## The problem
Check every line of the entries for "towards", and copy the lines that hold it.

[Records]

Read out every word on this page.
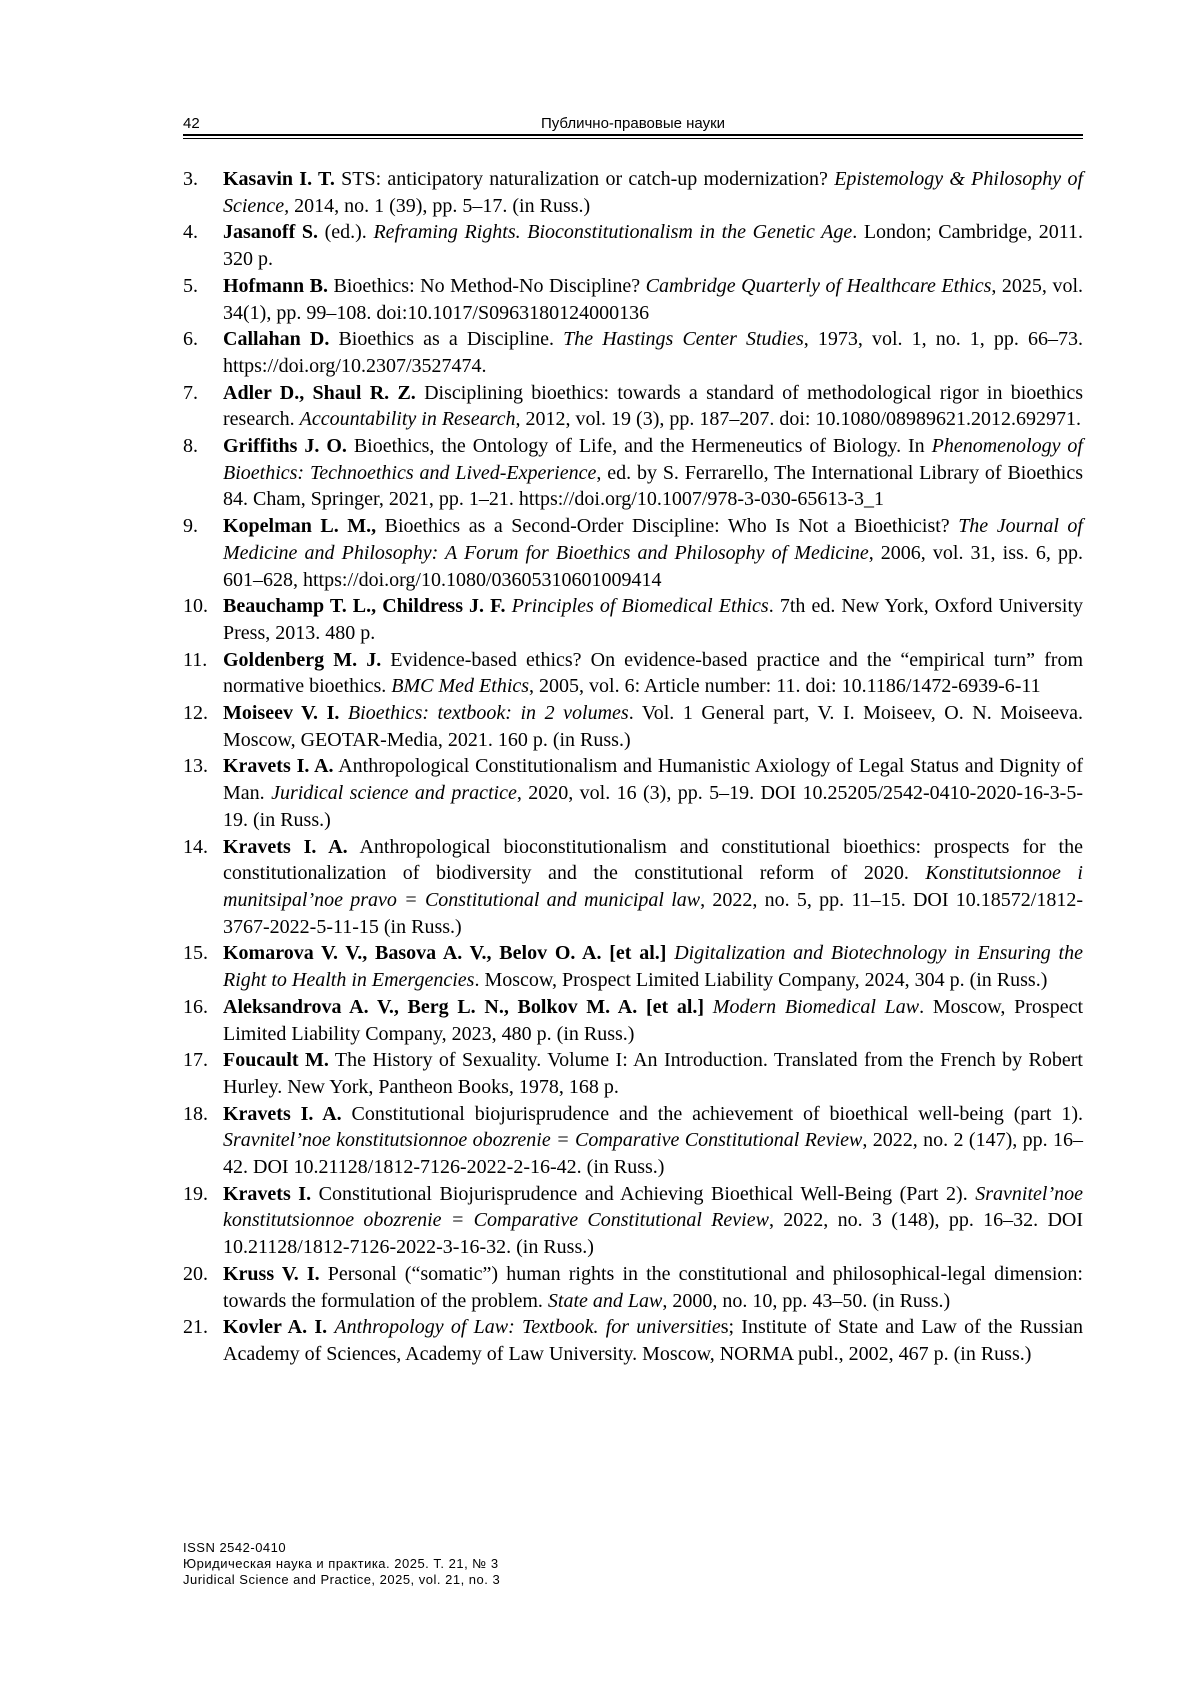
42	Публично-правовые науки
3.	Kasavin I. T. STS: anticipatory naturalization or catch-up modernization? Epistemology & Philosophy of Science, 2014, no. 1 (39), pp. 5–17. (in Russ.)
4.	Jasanoff S. (ed.). Reframing Rights. Bioconstitutionalism in the Genetic Age. London; Cambridge, 2011. 320 p.
5.	Hofmann B. Bioethics: No Method-No Discipline? Cambridge Quarterly of Healthcare Ethics, 2025, vol. 34(1), pp. 99–108. doi:10.1017/S0963180124000136
6.	Callahan D. Bioethics as a Discipline. The Hastings Center Studies, 1973, vol. 1, no. 1, pp. 66–73. https://doi.org/10.2307/3527474.
7.	Adler D., Shaul R. Z. Disciplining bioethics: towards a standard of methodological rigor in bioethics research. Accountability in Research, 2012, vol. 19 (3), pp. 187–207. doi: 10.1080/08989621.2012.692971.
8.	Griffiths J. O. Bioethics, the Ontology of Life, and the Hermeneutics of Biology. In Phenomenology of Bioethics: Technoethics and Lived-Experience, ed. by S. Ferrarello, The International Library of Bioethics 84. Cham, Springer, 2021, pp. 1–21. https://doi.org/10.1007/978-3-030-65613-3_1
9.	Kopelman L. M., Bioethics as a Second-Order Discipline: Who Is Not a Bioethicist? The Journal of Medicine and Philosophy: A Forum for Bioethics and Philosophy of Medicine, 2006, vol. 31, iss. 6, pp. 601–628, https://doi.org/10.1080/03605310601009414
10. Beauchamp T. L., Childress J. F. Principles of Biomedical Ethics. 7th ed. New York, Oxford University Press, 2013. 480 p.
11. Goldenberg M. J. Evidence-based ethics? On evidence-based practice and the “empirical turn” from normative bioethics. BMC Med Ethics, 2005, vol. 6: Article number: 11. doi: 10.1186/1472-6939-6-11
12. Moiseev V. I. Bioethics: textbook: in 2 volumes. Vol. 1 General part, V. I. Moiseev, O. N. Moiseeva. Moscow, GEOTAR-Media, 2021. 160 p. (in Russ.)
13. Kravets I. A. Anthropological Constitutionalism and Humanistic Axiology of Legal Status and Dignity of Man. Juridical science and practice, 2020, vol. 16 (3), pp. 5–19. DOI 10.25205/2542-0410-2020-16-3-5-19. (in Russ.)
14. Kravets I. A. Anthropological bioconstitutionalism and constitutional bioethics: prospects for the constitutionalization of biodiversity and the constitutional reform of 2020. Konstitutsionnoe i munitsipal’noe pravo = Constitutional and municipal law, 2022, no. 5, pp. 11–15. DOI 10.18572/1812-3767-2022-5-11-15 (in Russ.)
15. Komarova V. V., Basova A. V., Belov O. A. [et al.] Digitalization and Biotechnology in Ensuring the Right to Health in Emergencies. Moscow, Prospect Limited Liability Company, 2024, 304 p. (in Russ.)
16. Aleksandrova A. V., Berg L. N., Bolkov M. A. [et al.] Modern Biomedical Law. Moscow, Prospect Limited Liability Company, 2023, 480 p. (in Russ.)
17. Foucault M. The History of Sexuality. Volume I: An Introduction. Translated from the French by Robert Hurley. New York, Pantheon Books, 1978, 168 p.
18. Kravets I. A. Constitutional biojurisprudence and the achievement of bioethical well-being (part 1). Sravnitel’noe konstitutsionnoe obozrenie = Comparative Constitutional Review, 2022, no. 2 (147), pp. 16–42. DOI 10.21128/1812-7126-2022-2-16-42. (in Russ.)
19. Kravets I. Constitutional Biojurisprudence and Achieving Bioethical Well-Being (Part 2). Sravnitel’noe konstitutsionnoe obozrenie = Comparative Constitutional Review, 2022, no. 3 (148), pp. 16–32. DOI 10.21128/1812-7126-2022-3-16-32. (in Russ.)
20. Kruss V. I. Personal (“somatic”) human rights in the constitutional and philosophical-legal dimension: towards the formulation of the problem. State and Law, 2000, no. 10, pp. 43–50. (in Russ.)
21. Kovler A. I. Anthropology of Law: Textbook. for universities; Institute of State and Law of the Russian Academy of Sciences, Academy of Law University. Moscow, NORMA publ., 2002, 467 p. (in Russ.)
ISSN 2542-0410
Юридическая наука и практика. 2025. Т. 21, № 3
Juridical Science and Practice, 2025, vol. 21, no. 3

## Full output
7.	Adler D., Shaul R. Z. Disciplining bioethics: towards a standard of methodological rigor in bioethics research. Accountability in Research, 2012, vol. 19 (3), pp. 187–207. doi: 10.1080/08989621.2012.692971.
20. Kruss V. I. Personal (“somatic”) human rights in the constitutional and philosophical-legal dimension: towards the formulation of the problem. State and Law, 2000, no. 10, pp. 43–50. (in Russ.)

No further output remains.